Find each line holding "this" and copy it out.

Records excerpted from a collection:
-=-=-=-=-
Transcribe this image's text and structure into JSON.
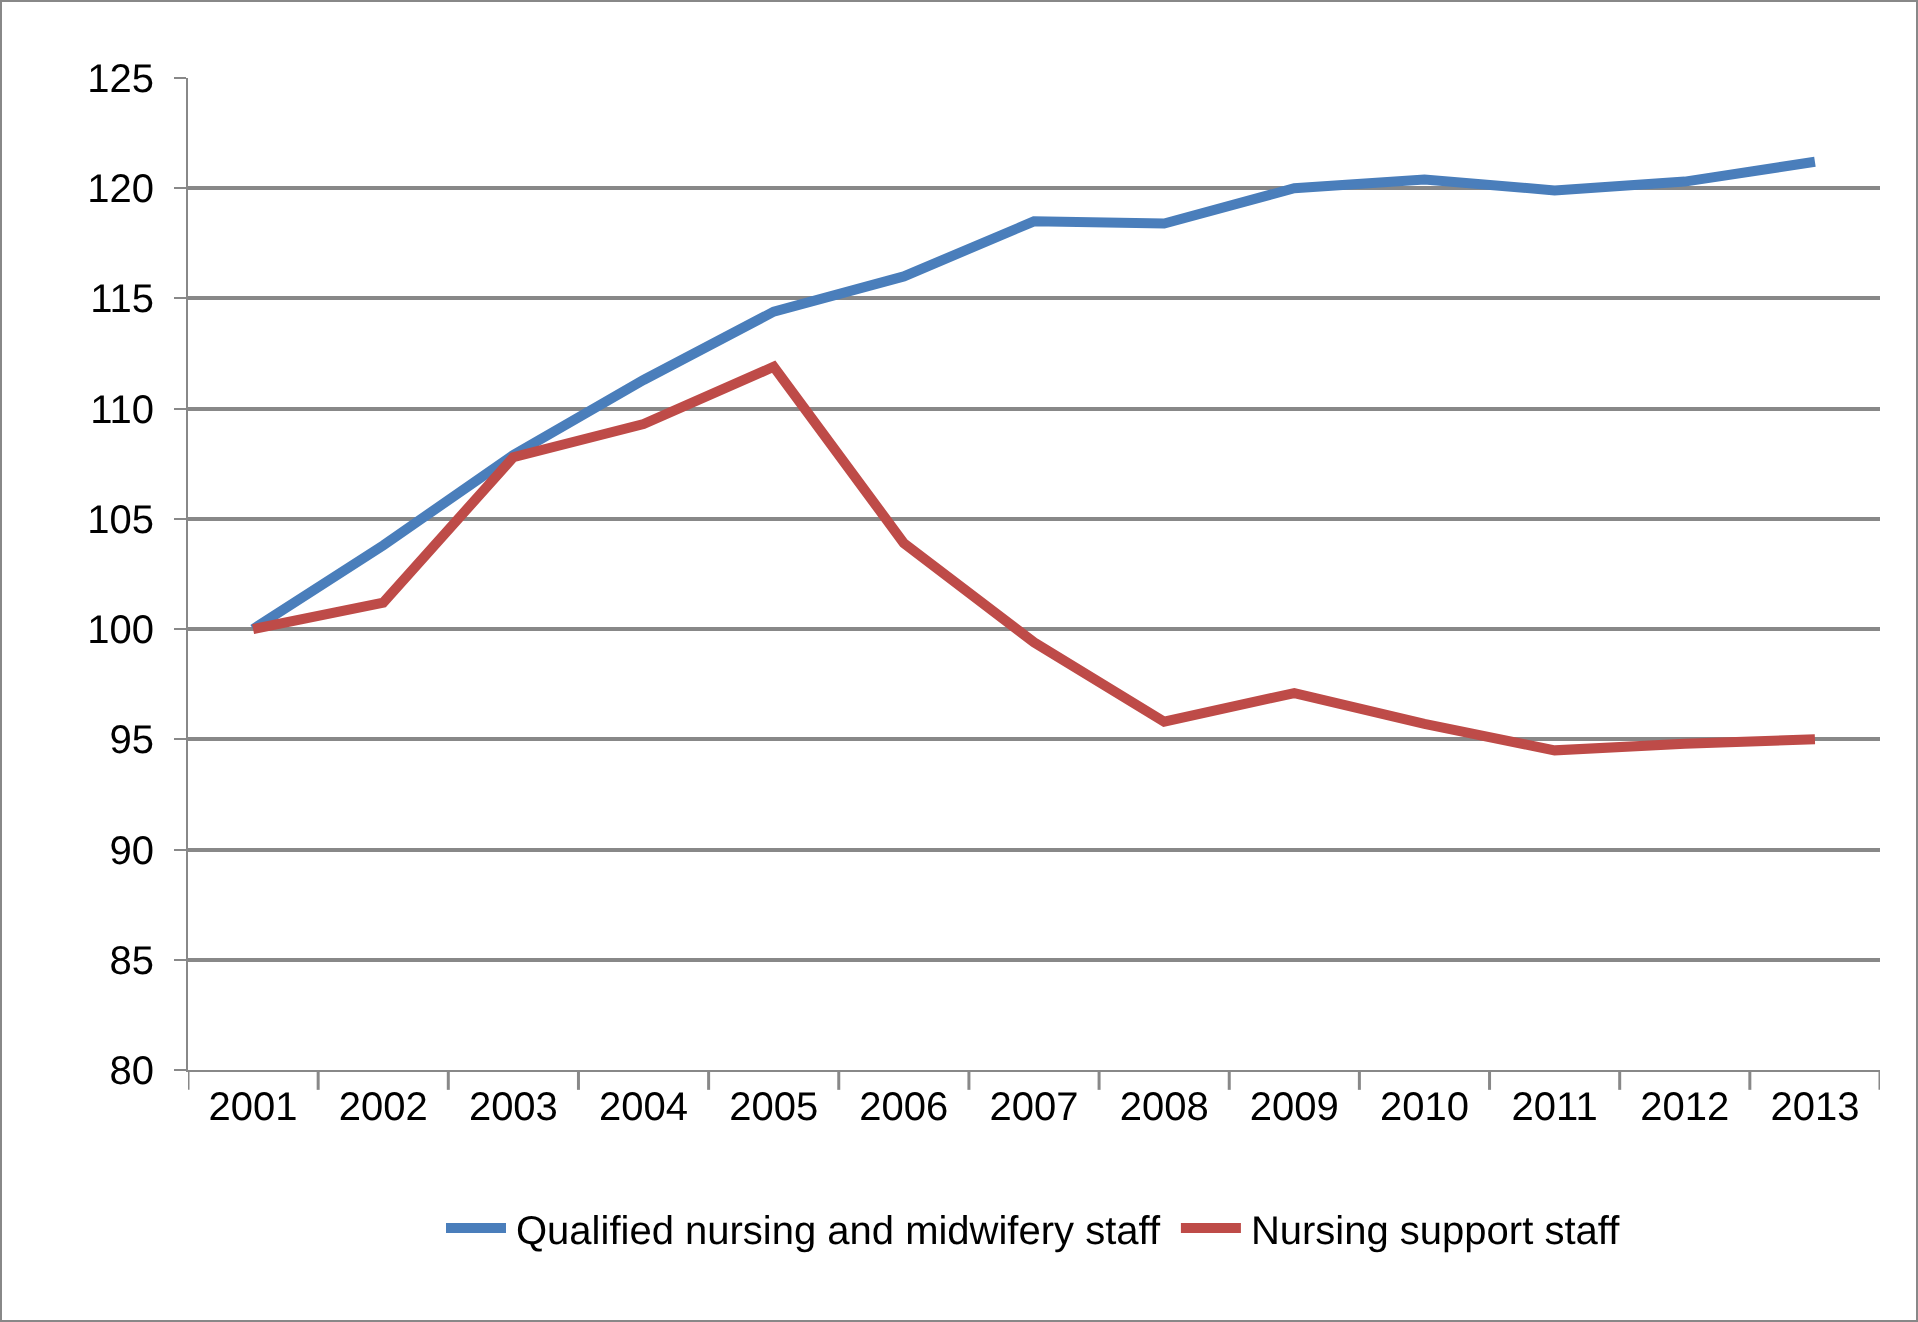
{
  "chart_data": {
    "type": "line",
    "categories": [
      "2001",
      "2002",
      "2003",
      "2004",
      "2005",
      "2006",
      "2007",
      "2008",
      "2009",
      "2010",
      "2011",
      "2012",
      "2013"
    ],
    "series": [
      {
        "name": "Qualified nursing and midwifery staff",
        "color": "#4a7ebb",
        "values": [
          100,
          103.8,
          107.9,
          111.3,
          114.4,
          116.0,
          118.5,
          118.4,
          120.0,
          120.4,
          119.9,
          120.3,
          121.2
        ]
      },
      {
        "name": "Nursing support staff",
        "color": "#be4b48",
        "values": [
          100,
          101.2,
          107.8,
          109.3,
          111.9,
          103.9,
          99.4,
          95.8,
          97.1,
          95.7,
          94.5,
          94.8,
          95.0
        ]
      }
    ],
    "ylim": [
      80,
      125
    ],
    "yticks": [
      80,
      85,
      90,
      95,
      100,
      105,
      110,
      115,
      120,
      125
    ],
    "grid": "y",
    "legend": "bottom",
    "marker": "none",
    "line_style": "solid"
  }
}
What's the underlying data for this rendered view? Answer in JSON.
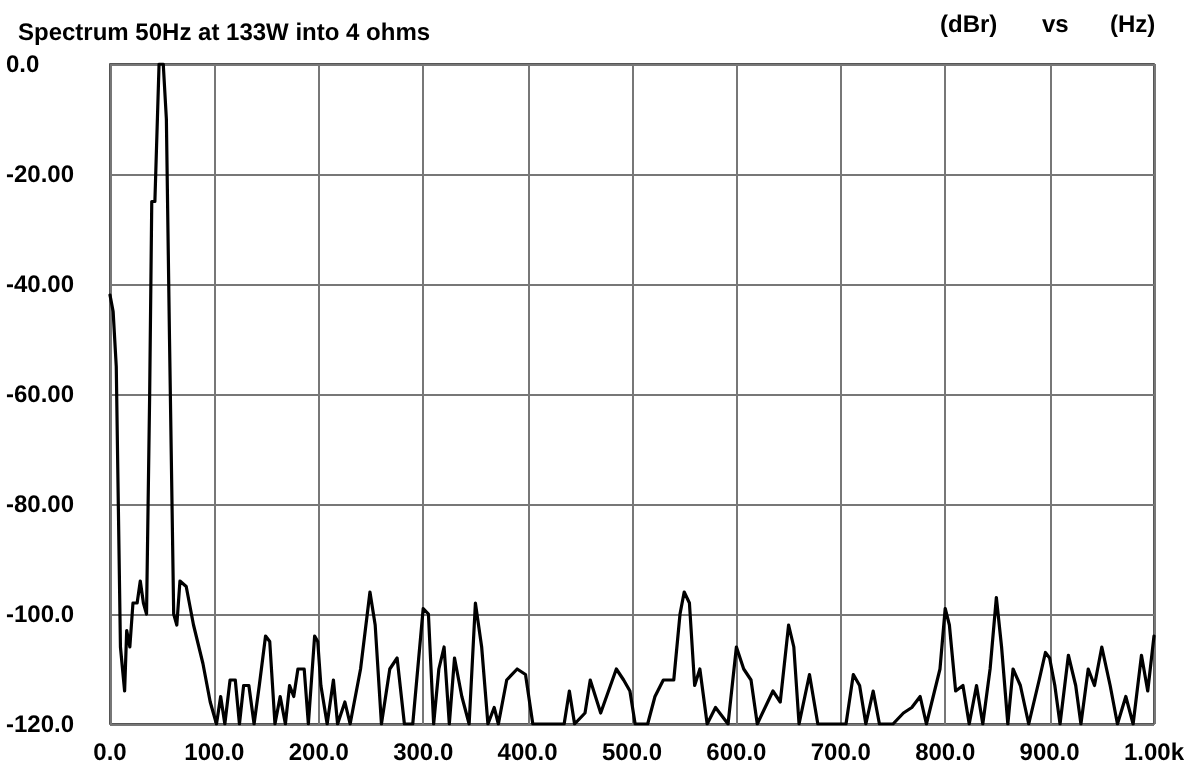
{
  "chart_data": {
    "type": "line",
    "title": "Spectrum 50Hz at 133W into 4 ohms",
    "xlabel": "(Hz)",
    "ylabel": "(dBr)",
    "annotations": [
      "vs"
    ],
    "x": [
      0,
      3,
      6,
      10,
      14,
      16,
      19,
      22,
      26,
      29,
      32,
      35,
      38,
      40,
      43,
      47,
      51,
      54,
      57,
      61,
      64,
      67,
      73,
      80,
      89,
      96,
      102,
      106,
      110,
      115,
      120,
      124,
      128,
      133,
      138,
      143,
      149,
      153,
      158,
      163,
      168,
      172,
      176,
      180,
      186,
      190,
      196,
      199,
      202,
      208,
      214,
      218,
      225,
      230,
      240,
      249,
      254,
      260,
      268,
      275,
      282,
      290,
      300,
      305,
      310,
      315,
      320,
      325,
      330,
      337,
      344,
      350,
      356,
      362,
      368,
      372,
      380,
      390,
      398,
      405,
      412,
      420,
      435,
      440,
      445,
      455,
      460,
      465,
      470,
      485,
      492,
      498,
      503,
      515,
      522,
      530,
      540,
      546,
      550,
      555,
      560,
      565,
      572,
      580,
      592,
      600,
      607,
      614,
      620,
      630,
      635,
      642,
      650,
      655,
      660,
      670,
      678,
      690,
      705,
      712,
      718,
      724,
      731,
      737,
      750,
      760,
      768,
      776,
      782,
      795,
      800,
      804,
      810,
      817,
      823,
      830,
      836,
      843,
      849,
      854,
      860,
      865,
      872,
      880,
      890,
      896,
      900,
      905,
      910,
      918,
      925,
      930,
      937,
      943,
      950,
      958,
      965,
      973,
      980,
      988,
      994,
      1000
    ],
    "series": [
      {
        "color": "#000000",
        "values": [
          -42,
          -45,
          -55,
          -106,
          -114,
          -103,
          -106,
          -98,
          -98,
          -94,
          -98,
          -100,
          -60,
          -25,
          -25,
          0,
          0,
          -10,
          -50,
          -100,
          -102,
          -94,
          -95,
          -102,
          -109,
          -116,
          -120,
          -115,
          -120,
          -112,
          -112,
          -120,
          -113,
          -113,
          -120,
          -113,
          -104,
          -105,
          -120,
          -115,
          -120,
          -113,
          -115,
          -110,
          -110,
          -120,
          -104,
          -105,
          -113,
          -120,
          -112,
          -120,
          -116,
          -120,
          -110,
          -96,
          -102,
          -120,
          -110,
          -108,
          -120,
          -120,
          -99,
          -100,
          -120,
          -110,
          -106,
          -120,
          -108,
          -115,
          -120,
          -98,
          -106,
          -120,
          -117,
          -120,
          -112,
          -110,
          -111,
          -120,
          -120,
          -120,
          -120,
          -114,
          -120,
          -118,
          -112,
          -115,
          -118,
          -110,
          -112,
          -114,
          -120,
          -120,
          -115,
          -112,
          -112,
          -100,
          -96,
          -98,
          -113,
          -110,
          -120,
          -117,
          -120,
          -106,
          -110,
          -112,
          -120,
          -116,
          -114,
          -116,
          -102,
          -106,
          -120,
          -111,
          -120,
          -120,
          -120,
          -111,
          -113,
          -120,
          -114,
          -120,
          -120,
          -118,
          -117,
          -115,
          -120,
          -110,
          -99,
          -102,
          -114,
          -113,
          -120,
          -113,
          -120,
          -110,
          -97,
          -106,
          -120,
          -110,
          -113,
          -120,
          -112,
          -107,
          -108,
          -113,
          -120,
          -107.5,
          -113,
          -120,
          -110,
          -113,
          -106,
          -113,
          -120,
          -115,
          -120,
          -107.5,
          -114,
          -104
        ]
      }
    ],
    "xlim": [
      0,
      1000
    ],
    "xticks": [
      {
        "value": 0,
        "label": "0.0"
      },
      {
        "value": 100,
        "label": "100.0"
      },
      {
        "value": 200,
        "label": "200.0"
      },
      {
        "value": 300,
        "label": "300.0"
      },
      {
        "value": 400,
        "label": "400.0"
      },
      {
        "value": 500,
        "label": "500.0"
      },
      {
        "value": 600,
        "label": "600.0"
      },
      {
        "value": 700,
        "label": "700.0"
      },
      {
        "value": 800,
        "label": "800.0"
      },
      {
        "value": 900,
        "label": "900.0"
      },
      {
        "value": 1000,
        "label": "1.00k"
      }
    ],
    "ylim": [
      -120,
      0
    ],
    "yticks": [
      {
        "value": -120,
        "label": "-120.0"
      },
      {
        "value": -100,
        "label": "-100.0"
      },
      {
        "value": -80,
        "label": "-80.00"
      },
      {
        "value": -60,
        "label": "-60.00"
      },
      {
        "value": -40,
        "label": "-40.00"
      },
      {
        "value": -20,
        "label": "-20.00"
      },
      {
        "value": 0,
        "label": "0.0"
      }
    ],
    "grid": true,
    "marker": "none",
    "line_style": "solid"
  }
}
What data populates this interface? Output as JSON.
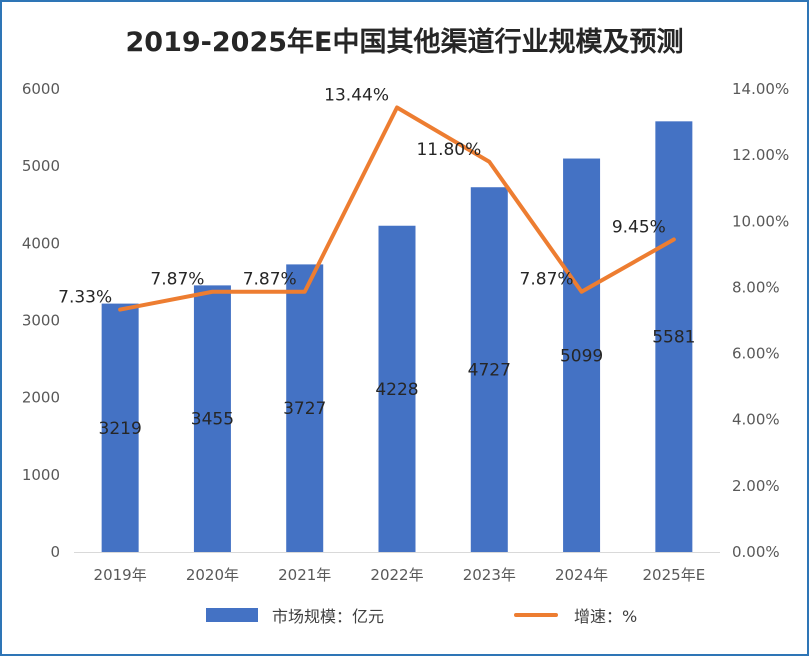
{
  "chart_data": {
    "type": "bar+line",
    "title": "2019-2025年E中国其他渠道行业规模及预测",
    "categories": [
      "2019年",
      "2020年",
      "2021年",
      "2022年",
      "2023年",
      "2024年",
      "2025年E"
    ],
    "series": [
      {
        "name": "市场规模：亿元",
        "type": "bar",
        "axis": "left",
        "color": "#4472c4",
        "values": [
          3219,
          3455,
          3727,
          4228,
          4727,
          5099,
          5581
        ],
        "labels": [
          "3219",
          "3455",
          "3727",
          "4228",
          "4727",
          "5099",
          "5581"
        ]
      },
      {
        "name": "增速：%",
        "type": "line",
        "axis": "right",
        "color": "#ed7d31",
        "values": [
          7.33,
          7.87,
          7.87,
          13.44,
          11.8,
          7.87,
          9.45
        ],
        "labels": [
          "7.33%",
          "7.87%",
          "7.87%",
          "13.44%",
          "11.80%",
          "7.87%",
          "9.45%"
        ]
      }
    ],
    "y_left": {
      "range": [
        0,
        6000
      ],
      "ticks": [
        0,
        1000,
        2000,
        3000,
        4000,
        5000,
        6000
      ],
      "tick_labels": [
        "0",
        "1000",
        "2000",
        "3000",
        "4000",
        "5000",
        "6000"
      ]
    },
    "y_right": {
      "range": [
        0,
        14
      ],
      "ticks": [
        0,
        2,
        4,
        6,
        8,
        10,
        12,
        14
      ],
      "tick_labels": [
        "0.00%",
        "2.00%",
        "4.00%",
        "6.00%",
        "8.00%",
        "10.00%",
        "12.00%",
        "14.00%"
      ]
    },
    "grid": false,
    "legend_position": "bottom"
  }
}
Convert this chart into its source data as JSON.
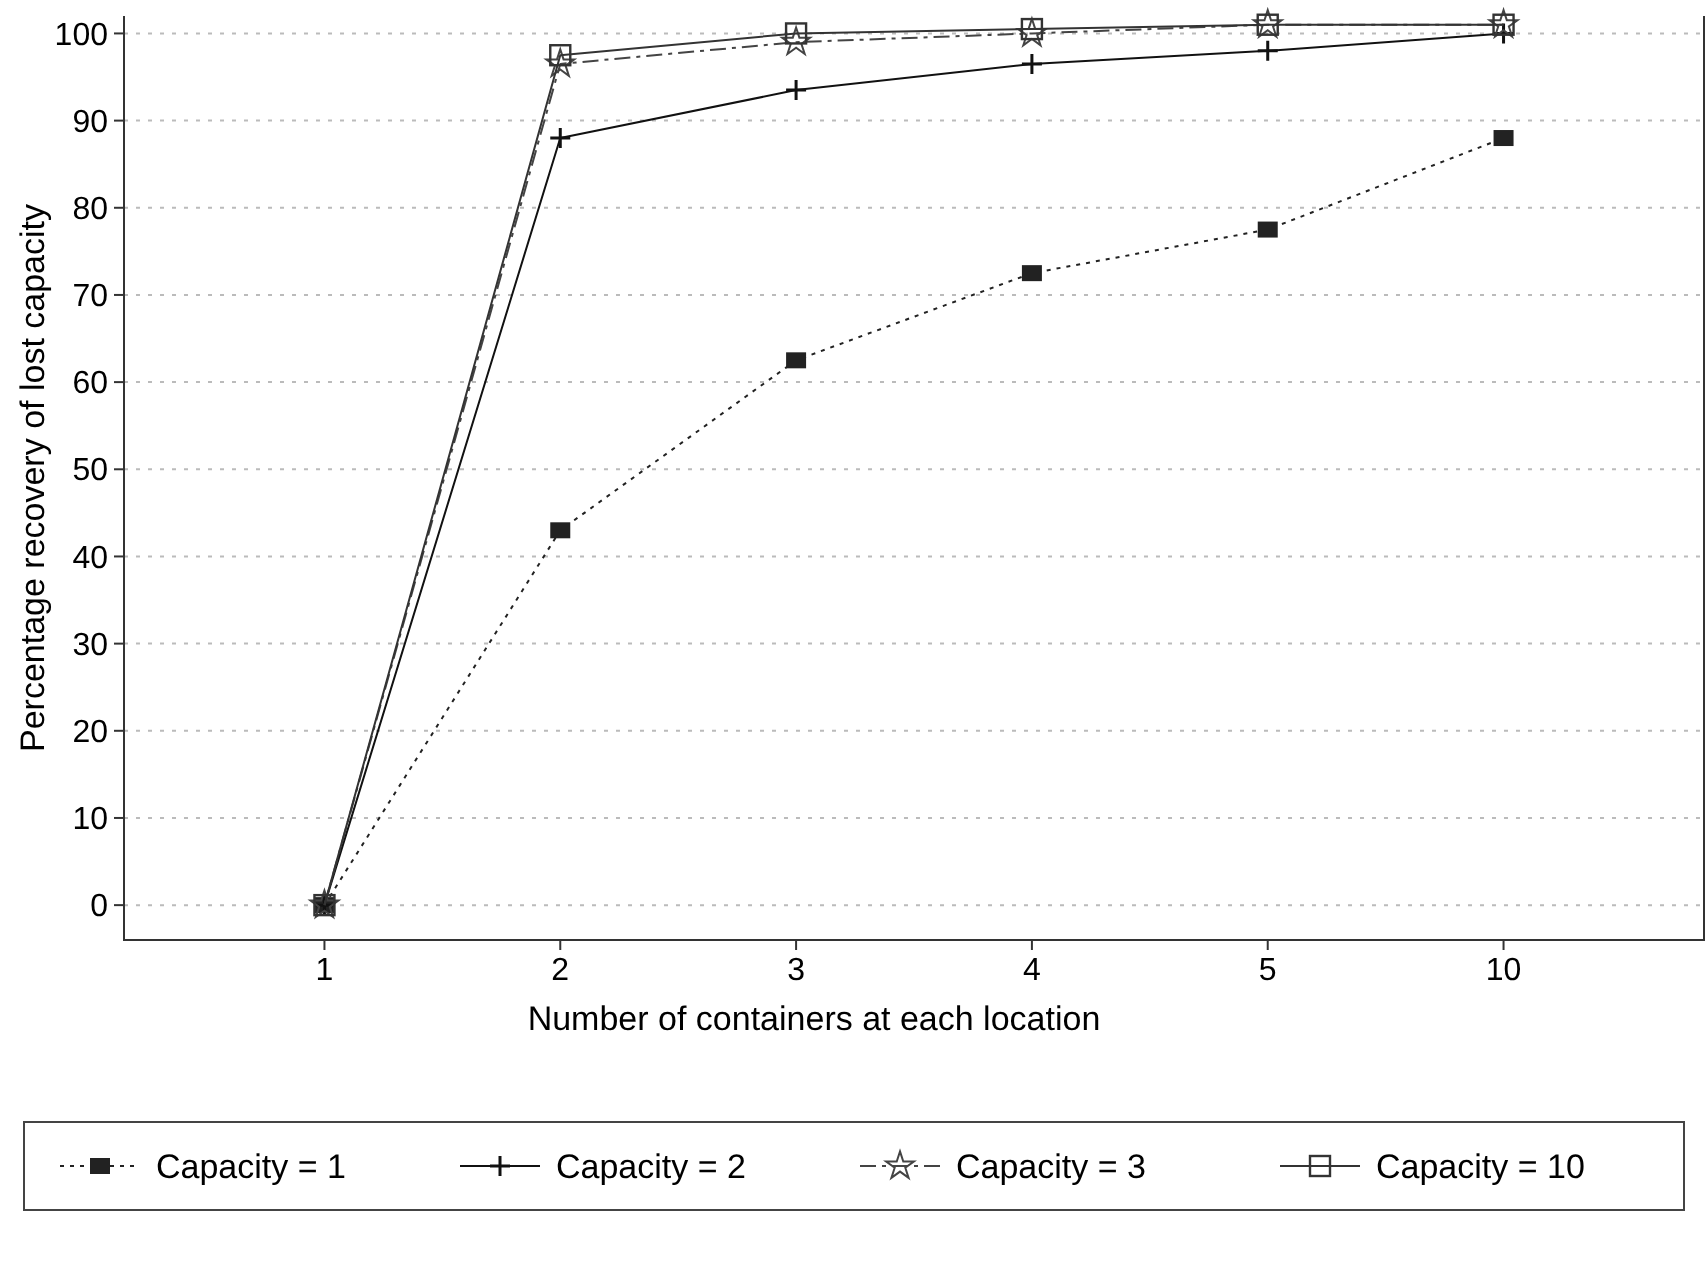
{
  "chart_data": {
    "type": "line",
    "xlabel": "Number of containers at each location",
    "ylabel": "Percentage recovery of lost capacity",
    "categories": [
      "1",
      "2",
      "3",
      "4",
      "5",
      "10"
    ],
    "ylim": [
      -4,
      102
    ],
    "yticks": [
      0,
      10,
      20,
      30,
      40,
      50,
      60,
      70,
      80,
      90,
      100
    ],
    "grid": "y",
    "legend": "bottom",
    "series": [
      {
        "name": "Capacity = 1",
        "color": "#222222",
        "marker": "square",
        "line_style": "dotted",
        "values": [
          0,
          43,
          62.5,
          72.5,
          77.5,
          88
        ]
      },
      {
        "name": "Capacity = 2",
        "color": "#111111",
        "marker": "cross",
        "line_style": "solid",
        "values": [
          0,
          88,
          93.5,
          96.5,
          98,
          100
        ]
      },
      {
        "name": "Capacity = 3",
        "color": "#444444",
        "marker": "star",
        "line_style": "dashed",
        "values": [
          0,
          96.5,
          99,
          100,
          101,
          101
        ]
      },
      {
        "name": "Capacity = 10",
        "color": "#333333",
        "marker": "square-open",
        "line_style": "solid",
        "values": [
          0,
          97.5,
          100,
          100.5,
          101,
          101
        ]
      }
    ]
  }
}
-=-=-=-=-
Reply:
Transcribe this image's text and structure into JSON.
What's the underlying data for this rendered view? Answer in JSON.
What data populates this interface? Output as JSON.
Convert this chart into its source data as JSON.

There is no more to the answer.